▶ **Work to do**
Lines containing the word "structured" need to be counted. Please reply with how many there are, and nothing else.

A block of data
________
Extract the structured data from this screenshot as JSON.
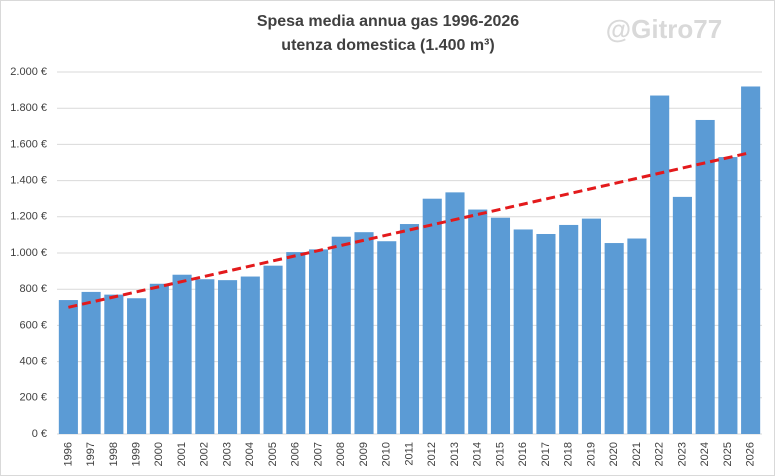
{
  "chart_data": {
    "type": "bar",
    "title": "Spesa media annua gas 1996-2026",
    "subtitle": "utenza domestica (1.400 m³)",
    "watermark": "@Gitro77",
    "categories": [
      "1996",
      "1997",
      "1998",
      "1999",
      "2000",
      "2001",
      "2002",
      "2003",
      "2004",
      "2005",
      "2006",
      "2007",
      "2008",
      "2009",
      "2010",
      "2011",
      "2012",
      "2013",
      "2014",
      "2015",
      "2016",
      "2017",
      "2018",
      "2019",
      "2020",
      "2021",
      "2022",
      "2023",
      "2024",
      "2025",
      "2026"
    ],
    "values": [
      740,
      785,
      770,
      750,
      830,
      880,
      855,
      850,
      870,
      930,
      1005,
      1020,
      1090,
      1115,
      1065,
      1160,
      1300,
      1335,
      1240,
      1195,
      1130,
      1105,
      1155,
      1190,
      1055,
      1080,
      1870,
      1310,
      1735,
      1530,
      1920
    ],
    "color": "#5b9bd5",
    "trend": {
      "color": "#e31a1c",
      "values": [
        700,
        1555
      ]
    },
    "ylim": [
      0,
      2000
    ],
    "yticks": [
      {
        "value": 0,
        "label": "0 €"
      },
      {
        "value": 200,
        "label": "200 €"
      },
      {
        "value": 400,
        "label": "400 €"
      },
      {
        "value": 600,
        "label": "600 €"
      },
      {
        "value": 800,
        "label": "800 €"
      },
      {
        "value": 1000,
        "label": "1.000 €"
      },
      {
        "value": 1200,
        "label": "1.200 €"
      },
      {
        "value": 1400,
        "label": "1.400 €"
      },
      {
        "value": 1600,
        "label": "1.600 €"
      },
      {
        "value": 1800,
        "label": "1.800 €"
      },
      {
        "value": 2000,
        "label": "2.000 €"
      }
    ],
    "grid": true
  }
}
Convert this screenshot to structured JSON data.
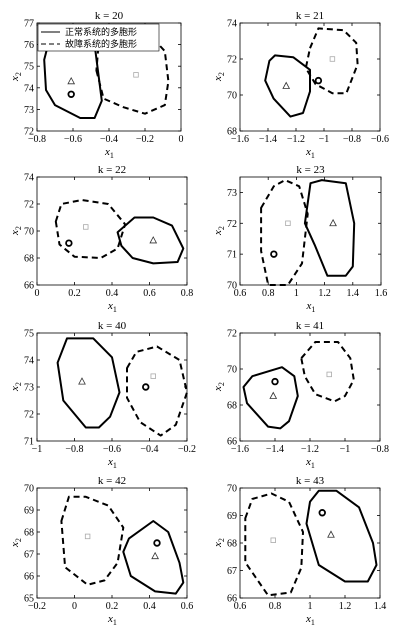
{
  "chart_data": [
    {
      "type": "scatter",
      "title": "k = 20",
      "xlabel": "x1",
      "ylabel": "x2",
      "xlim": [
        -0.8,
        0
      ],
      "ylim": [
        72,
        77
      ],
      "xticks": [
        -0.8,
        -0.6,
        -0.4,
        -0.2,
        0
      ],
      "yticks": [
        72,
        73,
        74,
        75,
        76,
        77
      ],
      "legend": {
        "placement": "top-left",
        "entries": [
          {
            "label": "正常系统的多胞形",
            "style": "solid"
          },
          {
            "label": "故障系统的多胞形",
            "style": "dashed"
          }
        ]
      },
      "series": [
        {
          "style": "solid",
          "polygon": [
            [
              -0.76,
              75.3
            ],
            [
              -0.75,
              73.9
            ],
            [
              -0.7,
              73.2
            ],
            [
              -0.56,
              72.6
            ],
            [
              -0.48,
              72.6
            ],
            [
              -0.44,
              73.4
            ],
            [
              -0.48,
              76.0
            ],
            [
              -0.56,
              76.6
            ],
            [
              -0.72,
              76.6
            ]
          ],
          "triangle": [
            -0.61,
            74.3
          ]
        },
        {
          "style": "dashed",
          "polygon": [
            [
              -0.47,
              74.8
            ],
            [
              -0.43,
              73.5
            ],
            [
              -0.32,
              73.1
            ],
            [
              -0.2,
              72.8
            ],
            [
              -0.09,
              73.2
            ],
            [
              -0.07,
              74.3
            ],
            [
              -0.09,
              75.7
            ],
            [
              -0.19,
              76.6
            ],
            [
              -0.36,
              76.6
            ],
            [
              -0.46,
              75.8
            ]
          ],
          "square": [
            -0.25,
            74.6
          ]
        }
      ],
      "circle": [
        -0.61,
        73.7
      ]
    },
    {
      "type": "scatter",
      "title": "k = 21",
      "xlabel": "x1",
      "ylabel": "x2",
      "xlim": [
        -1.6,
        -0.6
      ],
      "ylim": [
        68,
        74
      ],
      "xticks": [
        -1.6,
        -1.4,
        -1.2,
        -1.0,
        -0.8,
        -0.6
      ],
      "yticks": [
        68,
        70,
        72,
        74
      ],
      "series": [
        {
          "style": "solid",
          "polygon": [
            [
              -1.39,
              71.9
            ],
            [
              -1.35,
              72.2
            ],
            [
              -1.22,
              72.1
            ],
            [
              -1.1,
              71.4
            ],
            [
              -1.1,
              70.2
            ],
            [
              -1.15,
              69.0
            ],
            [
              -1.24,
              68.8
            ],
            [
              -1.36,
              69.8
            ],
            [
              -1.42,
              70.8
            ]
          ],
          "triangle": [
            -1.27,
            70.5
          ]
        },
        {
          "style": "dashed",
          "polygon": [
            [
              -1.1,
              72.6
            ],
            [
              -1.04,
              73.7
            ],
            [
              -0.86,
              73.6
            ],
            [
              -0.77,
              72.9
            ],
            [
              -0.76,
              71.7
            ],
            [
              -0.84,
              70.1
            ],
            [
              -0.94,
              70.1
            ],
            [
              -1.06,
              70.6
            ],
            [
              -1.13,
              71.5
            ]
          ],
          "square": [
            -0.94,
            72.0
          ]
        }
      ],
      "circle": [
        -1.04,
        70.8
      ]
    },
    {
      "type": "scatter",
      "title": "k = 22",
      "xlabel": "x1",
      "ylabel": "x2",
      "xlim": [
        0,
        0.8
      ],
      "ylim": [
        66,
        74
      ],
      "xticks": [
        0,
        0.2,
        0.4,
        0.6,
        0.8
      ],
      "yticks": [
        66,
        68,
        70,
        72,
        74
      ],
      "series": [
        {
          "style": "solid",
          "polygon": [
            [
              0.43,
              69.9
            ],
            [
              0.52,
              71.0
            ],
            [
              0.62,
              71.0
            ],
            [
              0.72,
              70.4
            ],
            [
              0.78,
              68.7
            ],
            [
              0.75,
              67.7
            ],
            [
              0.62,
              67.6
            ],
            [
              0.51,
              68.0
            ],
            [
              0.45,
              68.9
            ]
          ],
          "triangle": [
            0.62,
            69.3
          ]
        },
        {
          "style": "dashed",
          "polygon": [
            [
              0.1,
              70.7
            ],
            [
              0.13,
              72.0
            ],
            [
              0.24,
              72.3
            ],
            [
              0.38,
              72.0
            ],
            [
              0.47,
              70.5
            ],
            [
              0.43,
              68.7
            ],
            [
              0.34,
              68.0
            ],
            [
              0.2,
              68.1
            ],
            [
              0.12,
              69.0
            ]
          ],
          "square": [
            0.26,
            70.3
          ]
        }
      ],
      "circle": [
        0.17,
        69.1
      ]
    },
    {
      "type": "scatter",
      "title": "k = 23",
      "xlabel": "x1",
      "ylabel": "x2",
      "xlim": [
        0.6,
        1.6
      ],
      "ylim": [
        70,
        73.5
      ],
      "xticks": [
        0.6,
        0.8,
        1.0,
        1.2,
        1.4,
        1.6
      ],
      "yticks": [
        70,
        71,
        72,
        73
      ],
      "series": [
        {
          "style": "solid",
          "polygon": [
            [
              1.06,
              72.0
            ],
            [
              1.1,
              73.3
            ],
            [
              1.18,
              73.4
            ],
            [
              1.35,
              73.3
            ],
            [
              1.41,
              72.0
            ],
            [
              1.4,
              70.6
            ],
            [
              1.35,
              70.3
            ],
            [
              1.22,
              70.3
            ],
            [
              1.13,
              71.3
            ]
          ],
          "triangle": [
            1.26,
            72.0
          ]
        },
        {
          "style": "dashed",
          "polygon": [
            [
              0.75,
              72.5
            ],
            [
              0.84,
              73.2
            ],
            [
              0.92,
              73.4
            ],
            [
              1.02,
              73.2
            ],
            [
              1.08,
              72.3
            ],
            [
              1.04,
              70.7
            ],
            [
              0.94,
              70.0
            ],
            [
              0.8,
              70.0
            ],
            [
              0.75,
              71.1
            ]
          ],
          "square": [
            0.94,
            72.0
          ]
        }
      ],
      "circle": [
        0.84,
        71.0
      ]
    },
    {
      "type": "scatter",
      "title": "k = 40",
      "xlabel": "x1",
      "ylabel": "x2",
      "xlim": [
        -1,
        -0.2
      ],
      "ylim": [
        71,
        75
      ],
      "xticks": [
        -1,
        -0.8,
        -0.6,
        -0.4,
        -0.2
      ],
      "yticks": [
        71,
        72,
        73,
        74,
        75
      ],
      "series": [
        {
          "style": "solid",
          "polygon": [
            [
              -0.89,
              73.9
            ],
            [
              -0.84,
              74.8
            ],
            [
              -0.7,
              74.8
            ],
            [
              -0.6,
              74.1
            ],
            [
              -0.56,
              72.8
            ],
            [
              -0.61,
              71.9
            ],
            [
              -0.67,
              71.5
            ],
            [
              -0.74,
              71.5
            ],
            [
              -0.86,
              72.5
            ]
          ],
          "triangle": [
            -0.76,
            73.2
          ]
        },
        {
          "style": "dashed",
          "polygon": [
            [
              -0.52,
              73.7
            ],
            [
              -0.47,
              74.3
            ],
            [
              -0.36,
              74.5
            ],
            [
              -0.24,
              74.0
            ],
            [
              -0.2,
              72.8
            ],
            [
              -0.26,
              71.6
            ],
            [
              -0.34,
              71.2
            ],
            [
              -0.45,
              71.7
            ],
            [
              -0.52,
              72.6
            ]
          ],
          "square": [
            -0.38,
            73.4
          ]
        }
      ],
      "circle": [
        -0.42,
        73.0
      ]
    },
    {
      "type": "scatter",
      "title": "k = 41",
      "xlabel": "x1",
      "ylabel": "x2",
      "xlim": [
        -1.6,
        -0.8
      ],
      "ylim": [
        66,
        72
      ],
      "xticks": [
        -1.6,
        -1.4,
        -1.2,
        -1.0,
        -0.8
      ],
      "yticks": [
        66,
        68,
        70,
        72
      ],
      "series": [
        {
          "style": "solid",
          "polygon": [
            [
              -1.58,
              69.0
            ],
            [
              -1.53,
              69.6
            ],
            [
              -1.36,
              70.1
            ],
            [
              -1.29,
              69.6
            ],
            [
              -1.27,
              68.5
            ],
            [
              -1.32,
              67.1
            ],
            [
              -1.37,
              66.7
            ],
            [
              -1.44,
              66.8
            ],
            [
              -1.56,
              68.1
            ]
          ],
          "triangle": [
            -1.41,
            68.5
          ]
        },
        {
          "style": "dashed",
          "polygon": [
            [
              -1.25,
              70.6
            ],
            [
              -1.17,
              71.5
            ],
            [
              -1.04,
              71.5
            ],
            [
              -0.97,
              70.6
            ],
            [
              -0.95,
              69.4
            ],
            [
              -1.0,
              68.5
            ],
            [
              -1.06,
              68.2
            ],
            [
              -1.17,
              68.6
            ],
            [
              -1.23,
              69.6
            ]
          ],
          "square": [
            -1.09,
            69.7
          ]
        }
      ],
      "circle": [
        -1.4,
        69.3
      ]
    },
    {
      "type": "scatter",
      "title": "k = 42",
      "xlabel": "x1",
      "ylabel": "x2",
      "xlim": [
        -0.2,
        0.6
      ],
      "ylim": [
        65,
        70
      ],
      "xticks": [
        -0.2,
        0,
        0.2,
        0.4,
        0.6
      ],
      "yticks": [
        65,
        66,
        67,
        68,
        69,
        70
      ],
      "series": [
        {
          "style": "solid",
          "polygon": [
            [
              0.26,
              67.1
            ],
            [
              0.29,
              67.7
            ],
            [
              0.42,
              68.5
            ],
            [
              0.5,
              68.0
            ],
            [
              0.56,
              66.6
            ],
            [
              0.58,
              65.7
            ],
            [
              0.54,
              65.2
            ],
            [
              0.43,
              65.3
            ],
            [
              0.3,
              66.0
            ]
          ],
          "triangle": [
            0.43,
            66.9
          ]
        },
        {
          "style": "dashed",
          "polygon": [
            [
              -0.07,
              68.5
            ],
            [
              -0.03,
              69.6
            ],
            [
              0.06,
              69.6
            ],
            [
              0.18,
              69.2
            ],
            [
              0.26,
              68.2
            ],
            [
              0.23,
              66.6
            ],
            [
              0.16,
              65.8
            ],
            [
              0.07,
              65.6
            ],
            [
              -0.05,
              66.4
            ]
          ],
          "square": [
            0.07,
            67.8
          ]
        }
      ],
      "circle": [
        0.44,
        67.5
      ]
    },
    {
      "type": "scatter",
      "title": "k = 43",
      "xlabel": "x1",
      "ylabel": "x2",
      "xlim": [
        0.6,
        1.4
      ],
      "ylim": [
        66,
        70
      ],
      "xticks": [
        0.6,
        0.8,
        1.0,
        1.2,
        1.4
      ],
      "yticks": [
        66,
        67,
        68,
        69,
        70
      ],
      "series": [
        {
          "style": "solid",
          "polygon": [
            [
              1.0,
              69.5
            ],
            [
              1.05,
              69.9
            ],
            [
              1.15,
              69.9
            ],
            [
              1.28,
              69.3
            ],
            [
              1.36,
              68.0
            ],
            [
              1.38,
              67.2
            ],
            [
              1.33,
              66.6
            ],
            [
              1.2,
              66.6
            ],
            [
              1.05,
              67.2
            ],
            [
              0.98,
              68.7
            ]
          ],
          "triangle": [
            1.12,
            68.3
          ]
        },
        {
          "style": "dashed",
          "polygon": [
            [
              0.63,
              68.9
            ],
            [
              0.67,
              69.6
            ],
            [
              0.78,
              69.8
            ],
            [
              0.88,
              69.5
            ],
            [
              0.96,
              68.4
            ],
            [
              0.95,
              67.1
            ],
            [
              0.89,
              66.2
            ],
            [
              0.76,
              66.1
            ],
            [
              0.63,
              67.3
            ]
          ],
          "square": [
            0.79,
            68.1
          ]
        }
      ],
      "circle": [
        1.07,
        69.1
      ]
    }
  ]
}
________
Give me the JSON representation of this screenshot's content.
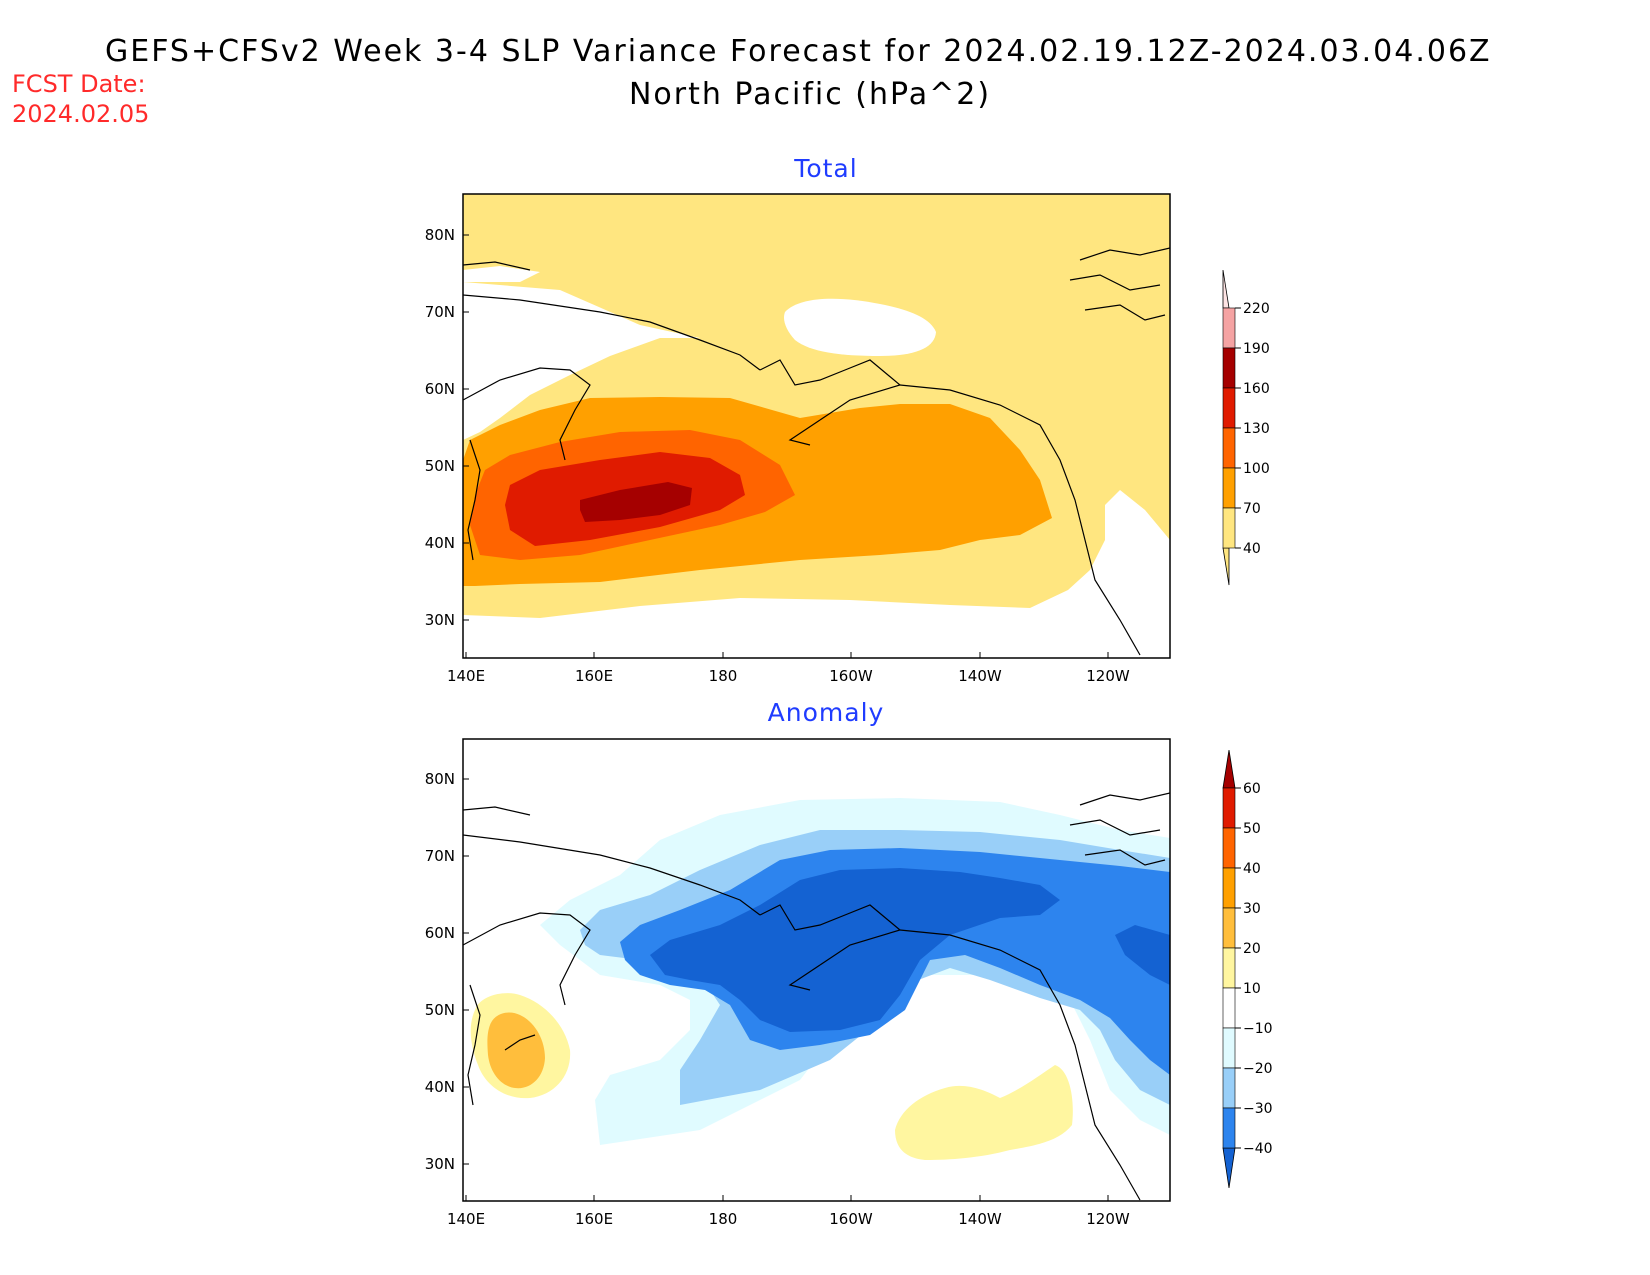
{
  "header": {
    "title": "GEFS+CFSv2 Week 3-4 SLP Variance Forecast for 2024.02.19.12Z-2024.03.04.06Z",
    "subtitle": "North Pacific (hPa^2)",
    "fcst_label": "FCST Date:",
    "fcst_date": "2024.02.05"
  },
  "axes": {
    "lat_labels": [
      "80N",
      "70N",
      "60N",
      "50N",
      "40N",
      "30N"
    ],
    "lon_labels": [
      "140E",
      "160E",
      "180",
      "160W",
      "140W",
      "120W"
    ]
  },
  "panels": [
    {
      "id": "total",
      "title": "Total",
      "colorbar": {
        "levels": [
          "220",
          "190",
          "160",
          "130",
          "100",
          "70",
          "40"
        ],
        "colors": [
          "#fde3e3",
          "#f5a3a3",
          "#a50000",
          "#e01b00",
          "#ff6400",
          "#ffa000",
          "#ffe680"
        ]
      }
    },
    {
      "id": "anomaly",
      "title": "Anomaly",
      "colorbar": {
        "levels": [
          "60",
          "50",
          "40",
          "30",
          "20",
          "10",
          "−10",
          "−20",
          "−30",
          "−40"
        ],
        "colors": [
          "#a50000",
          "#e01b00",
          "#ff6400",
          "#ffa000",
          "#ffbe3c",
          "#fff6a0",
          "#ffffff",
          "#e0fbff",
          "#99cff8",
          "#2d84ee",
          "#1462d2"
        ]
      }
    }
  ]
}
________
▶ **Written answer**
2